* _GIVEN REQUEST_: Tally the lines in these records that hold the string "велел", and reply with the number alone.

* _Source records_:
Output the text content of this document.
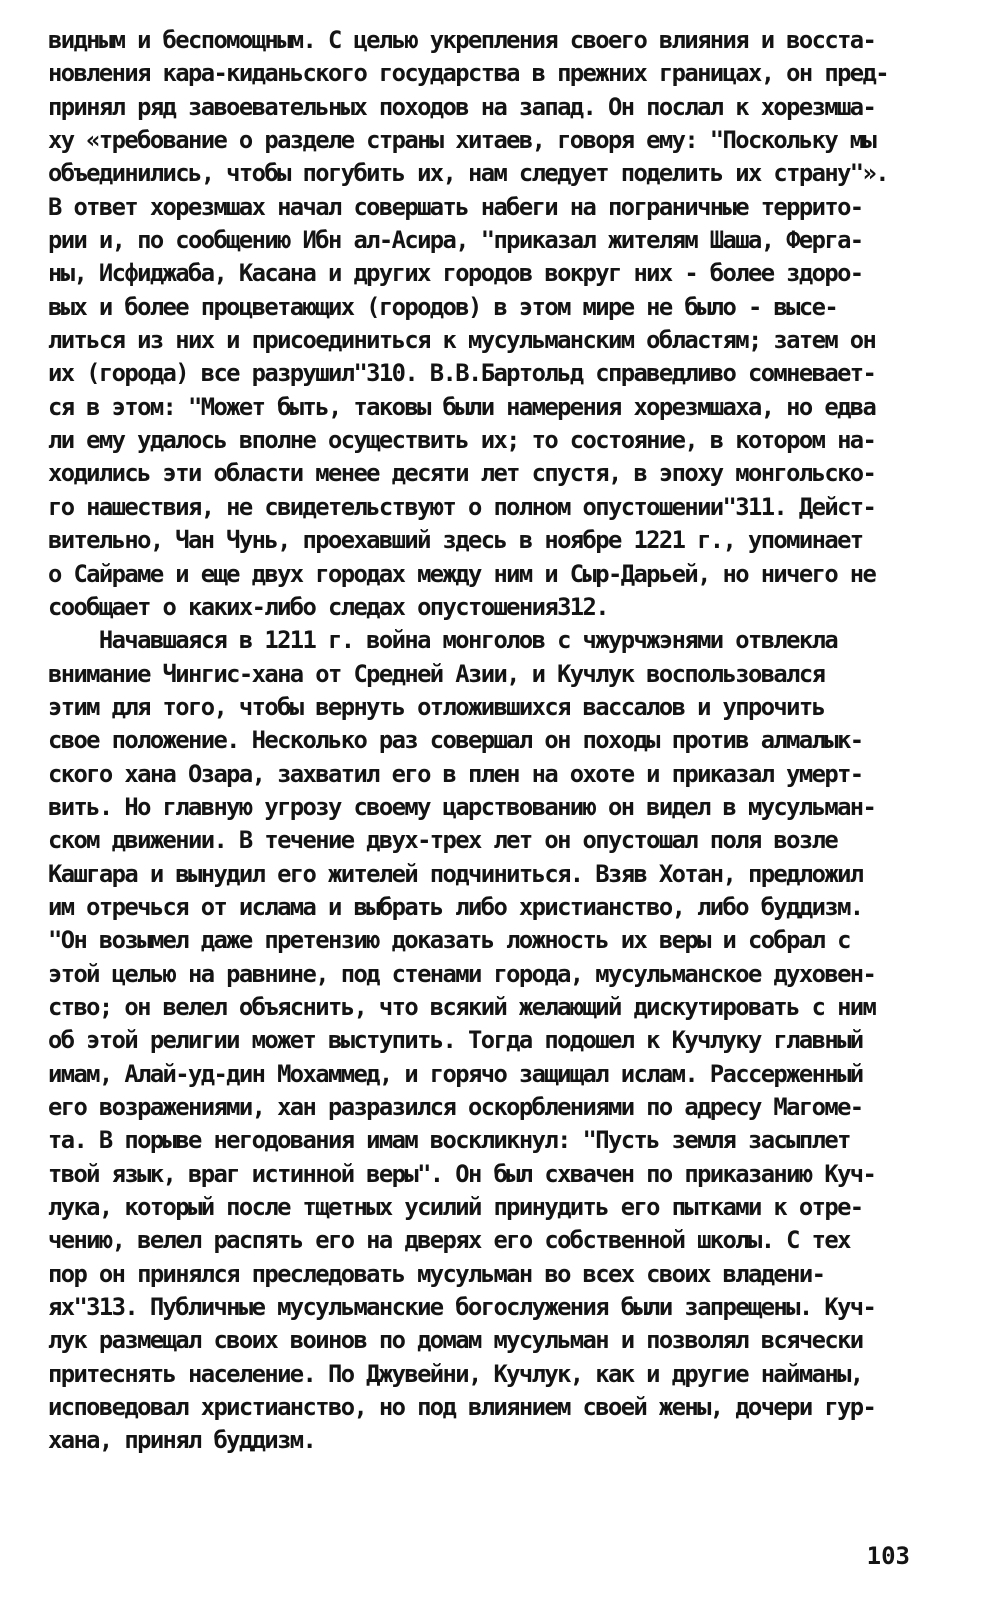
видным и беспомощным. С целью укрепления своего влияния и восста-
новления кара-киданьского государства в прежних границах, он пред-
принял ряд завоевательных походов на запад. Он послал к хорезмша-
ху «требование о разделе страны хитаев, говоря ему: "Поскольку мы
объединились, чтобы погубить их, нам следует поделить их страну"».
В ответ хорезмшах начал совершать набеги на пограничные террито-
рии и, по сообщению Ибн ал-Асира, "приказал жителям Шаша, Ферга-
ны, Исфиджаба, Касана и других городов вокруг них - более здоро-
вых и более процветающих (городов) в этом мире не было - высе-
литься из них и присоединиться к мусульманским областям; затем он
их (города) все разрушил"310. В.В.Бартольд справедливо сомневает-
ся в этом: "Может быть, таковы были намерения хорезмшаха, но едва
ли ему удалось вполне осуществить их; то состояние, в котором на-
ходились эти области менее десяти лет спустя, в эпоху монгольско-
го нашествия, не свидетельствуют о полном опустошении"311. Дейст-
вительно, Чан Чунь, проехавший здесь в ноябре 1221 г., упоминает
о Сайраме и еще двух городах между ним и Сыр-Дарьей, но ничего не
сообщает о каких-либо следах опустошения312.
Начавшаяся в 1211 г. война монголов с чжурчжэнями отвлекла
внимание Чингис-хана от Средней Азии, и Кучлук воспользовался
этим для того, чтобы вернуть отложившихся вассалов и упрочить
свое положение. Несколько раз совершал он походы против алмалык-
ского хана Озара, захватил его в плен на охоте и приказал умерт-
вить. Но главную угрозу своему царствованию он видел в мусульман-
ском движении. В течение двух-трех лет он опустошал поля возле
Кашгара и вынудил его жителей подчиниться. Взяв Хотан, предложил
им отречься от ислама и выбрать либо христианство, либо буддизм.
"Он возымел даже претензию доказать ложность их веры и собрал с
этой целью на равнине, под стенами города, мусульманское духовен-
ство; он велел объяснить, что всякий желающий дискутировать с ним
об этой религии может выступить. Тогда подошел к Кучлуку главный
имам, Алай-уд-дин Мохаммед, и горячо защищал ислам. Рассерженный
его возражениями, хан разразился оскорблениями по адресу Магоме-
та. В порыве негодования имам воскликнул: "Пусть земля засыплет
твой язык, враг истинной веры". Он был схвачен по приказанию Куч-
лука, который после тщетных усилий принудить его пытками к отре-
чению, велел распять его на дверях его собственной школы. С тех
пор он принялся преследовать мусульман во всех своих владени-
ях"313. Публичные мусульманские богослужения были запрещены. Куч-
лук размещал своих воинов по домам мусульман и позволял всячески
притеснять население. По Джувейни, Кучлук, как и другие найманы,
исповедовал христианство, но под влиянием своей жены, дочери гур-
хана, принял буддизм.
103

* _FULL OUTPUT_: 2